▼

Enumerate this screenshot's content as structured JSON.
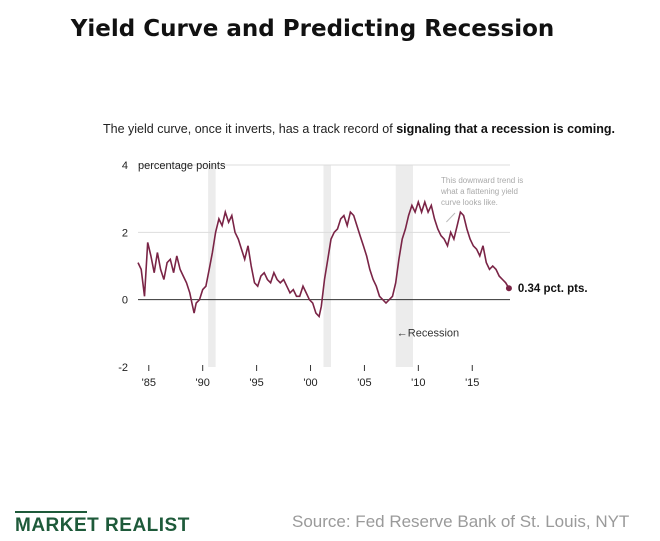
{
  "header": {
    "title": "Yield Curve and Predicting Recession",
    "subtitle_pre": "The yield curve, once it inverts, has a track record of ",
    "subtitle_bold": "signaling that a recession is coming."
  },
  "footer": {
    "brand": "MARKET REALIST",
    "source": "Source: Fed Reserve Bank of St. Louis, NYT"
  },
  "colors": {
    "line": "#7a2446",
    "recession": "#ececec",
    "grid": "#dddddd",
    "zero": "#333333",
    "brand": "#1e5a3a"
  },
  "chart_data": {
    "type": "line",
    "title": "",
    "ylabel": "percentage points",
    "xlim": [
      1984,
      2018.5
    ],
    "ylim": [
      -2,
      4
    ],
    "x_ticks": [
      1985,
      1990,
      1995,
      2000,
      2005,
      2010,
      2015
    ],
    "x_tick_labels": [
      "'85",
      "'90",
      "'95",
      "'00",
      "'05",
      "'10",
      "'15"
    ],
    "y_ticks": [
      -2,
      0,
      2,
      4
    ],
    "y_tick_labels": [
      "-2",
      "0",
      "2",
      "4"
    ],
    "recessions": [
      [
        1990.5,
        1991.2
      ],
      [
        2001.2,
        2001.9
      ],
      [
        2007.9,
        2009.5
      ]
    ],
    "annotations": {
      "last_value": "0.34 pct. pts.",
      "recession_label": "←Recession",
      "note_lines": [
        "This downward trend is",
        "what a flattening yield",
        "curve looks like."
      ]
    },
    "series": [
      {
        "x": [
          1984.0,
          1984.3,
          1984.6,
          1984.9,
          1985.2,
          1985.5,
          1985.8,
          1986.1,
          1986.4,
          1986.7,
          1987.0,
          1987.3,
          1987.6,
          1987.9,
          1988.2,
          1988.5,
          1988.8,
          1989.0,
          1989.2,
          1989.4,
          1989.7,
          1990.0,
          1990.3,
          1990.6,
          1990.9,
          1991.2,
          1991.5,
          1991.8,
          1992.1,
          1992.4,
          1992.7,
          1993.0,
          1993.3,
          1993.6,
          1993.9,
          1994.2,
          1994.5,
          1994.8,
          1995.1,
          1995.4,
          1995.7,
          1996.0,
          1996.3,
          1996.6,
          1996.9,
          1997.2,
          1997.5,
          1997.8,
          1998.1,
          1998.4,
          1998.7,
          1999.0,
          1999.3,
          1999.6,
          1999.9,
          2000.2,
          2000.5,
          2000.8,
          2001.0,
          2001.3,
          2001.6,
          2001.9,
          2002.2,
          2002.5,
          2002.8,
          2003.1,
          2003.4,
          2003.7,
          2004.0,
          2004.3,
          2004.6,
          2004.9,
          2005.2,
          2005.5,
          2005.8,
          2006.1,
          2006.4,
          2006.7,
          2007.0,
          2007.3,
          2007.6,
          2007.9,
          2008.2,
          2008.5,
          2008.8,
          2009.1,
          2009.4,
          2009.7,
          2010.0,
          2010.3,
          2010.6,
          2010.9,
          2011.2,
          2011.5,
          2011.8,
          2012.1,
          2012.4,
          2012.7,
          2013.0,
          2013.3,
          2013.6,
          2013.9,
          2014.2,
          2014.5,
          2014.8,
          2015.1,
          2015.4,
          2015.7,
          2016.0,
          2016.3,
          2016.6,
          2016.9,
          2017.2,
          2017.5,
          2017.8,
          2018.1,
          2018.4
        ],
        "values": [
          1.1,
          0.9,
          0.1,
          1.7,
          1.3,
          0.8,
          1.4,
          0.9,
          0.6,
          1.1,
          1.2,
          0.8,
          1.3,
          0.9,
          0.7,
          0.5,
          0.2,
          -0.1,
          -0.4,
          -0.1,
          0.0,
          0.3,
          0.4,
          0.9,
          1.4,
          2.0,
          2.4,
          2.2,
          2.6,
          2.3,
          2.5,
          2.0,
          1.8,
          1.5,
          1.2,
          1.6,
          1.0,
          0.5,
          0.4,
          0.7,
          0.8,
          0.6,
          0.5,
          0.8,
          0.6,
          0.5,
          0.6,
          0.4,
          0.2,
          0.3,
          0.1,
          0.1,
          0.4,
          0.2,
          0.0,
          -0.1,
          -0.4,
          -0.5,
          -0.2,
          0.6,
          1.2,
          1.8,
          2.0,
          2.1,
          2.4,
          2.5,
          2.2,
          2.6,
          2.5,
          2.2,
          1.9,
          1.6,
          1.3,
          0.9,
          0.6,
          0.4,
          0.1,
          0.0,
          -0.1,
          0.0,
          0.1,
          0.5,
          1.2,
          1.8,
          2.1,
          2.5,
          2.8,
          2.6,
          2.9,
          2.6,
          2.9,
          2.6,
          2.8,
          2.4,
          2.1,
          1.9,
          1.8,
          1.6,
          2.0,
          1.8,
          2.2,
          2.6,
          2.5,
          2.1,
          1.8,
          1.6,
          1.5,
          1.3,
          1.6,
          1.1,
          0.9,
          1.0,
          0.9,
          0.7,
          0.6,
          0.5,
          0.34
        ]
      }
    ]
  }
}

▲

• Stated goal
Reproduce the material above in full, exactly, with no images.

• The completed task
Enumerate this screenshot's content as structured JSON.
{
  "header": {
    "title": "Yield Curve and Predicting Recession",
    "subtitle_pre": "The yield curve, once it inverts, has a track record of ",
    "subtitle_bold": "signaling that a recession is coming."
  },
  "footer": {
    "brand": "MARKET REALIST",
    "source": "Source: Fed Reserve Bank of St. Louis, NYT"
  },
  "colors": {
    "line": "#7a2446",
    "recession": "#ececec",
    "grid": "#dddddd",
    "zero": "#333333",
    "brand": "#1e5a3a"
  },
  "chart_data": {
    "type": "line",
    "title": "",
    "ylabel": "percentage points",
    "xlim": [
      1984,
      2018.5
    ],
    "ylim": [
      -2,
      4
    ],
    "x_ticks": [
      1985,
      1990,
      1995,
      2000,
      2005,
      2010,
      2015
    ],
    "x_tick_labels": [
      "'85",
      "'90",
      "'95",
      "'00",
      "'05",
      "'10",
      "'15"
    ],
    "y_ticks": [
      -2,
      0,
      2,
      4
    ],
    "y_tick_labels": [
      "-2",
      "0",
      "2",
      "4"
    ],
    "recessions": [
      [
        1990.5,
        1991.2
      ],
      [
        2001.2,
        2001.9
      ],
      [
        2007.9,
        2009.5
      ]
    ],
    "annotations": {
      "last_value": "0.34 pct. pts.",
      "recession_label": "←Recession",
      "note_lines": [
        "This downward trend is",
        "what a flattening yield",
        "curve looks like."
      ]
    },
    "series": [
      {
        "x": [
          1984.0,
          1984.3,
          1984.6,
          1984.9,
          1985.2,
          1985.5,
          1985.8,
          1986.1,
          1986.4,
          1986.7,
          1987.0,
          1987.3,
          1987.6,
          1987.9,
          1988.2,
          1988.5,
          1988.8,
          1989.0,
          1989.2,
          1989.4,
          1989.7,
          1990.0,
          1990.3,
          1990.6,
          1990.9,
          1991.2,
          1991.5,
          1991.8,
          1992.1,
          1992.4,
          1992.7,
          1993.0,
          1993.3,
          1993.6,
          1993.9,
          1994.2,
          1994.5,
          1994.8,
          1995.1,
          1995.4,
          1995.7,
          1996.0,
          1996.3,
          1996.6,
          1996.9,
          1997.2,
          1997.5,
          1997.8,
          1998.1,
          1998.4,
          1998.7,
          1999.0,
          1999.3,
          1999.6,
          1999.9,
          2000.2,
          2000.5,
          2000.8,
          2001.0,
          2001.3,
          2001.6,
          2001.9,
          2002.2,
          2002.5,
          2002.8,
          2003.1,
          2003.4,
          2003.7,
          2004.0,
          2004.3,
          2004.6,
          2004.9,
          2005.2,
          2005.5,
          2005.8,
          2006.1,
          2006.4,
          2006.7,
          2007.0,
          2007.3,
          2007.6,
          2007.9,
          2008.2,
          2008.5,
          2008.8,
          2009.1,
          2009.4,
          2009.7,
          2010.0,
          2010.3,
          2010.6,
          2010.9,
          2011.2,
          2011.5,
          2011.8,
          2012.1,
          2012.4,
          2012.7,
          2013.0,
          2013.3,
          2013.6,
          2013.9,
          2014.2,
          2014.5,
          2014.8,
          2015.1,
          2015.4,
          2015.7,
          2016.0,
          2016.3,
          2016.6,
          2016.9,
          2017.2,
          2017.5,
          2017.8,
          2018.1,
          2018.4
        ],
        "values": [
          1.1,
          0.9,
          0.1,
          1.7,
          1.3,
          0.8,
          1.4,
          0.9,
          0.6,
          1.1,
          1.2,
          0.8,
          1.3,
          0.9,
          0.7,
          0.5,
          0.2,
          -0.1,
          -0.4,
          -0.1,
          0.0,
          0.3,
          0.4,
          0.9,
          1.4,
          2.0,
          2.4,
          2.2,
          2.6,
          2.3,
          2.5,
          2.0,
          1.8,
          1.5,
          1.2,
          1.6,
          1.0,
          0.5,
          0.4,
          0.7,
          0.8,
          0.6,
          0.5,
          0.8,
          0.6,
          0.5,
          0.6,
          0.4,
          0.2,
          0.3,
          0.1,
          0.1,
          0.4,
          0.2,
          0.0,
          -0.1,
          -0.4,
          -0.5,
          -0.2,
          0.6,
          1.2,
          1.8,
          2.0,
          2.1,
          2.4,
          2.5,
          2.2,
          2.6,
          2.5,
          2.2,
          1.9,
          1.6,
          1.3,
          0.9,
          0.6,
          0.4,
          0.1,
          0.0,
          -0.1,
          0.0,
          0.1,
          0.5,
          1.2,
          1.8,
          2.1,
          2.5,
          2.8,
          2.6,
          2.9,
          2.6,
          2.9,
          2.6,
          2.8,
          2.4,
          2.1,
          1.9,
          1.8,
          1.6,
          2.0,
          1.8,
          2.2,
          2.6,
          2.5,
          2.1,
          1.8,
          1.6,
          1.5,
          1.3,
          1.6,
          1.1,
          0.9,
          1.0,
          0.9,
          0.7,
          0.6,
          0.5,
          0.34
        ]
      }
    ]
  }
}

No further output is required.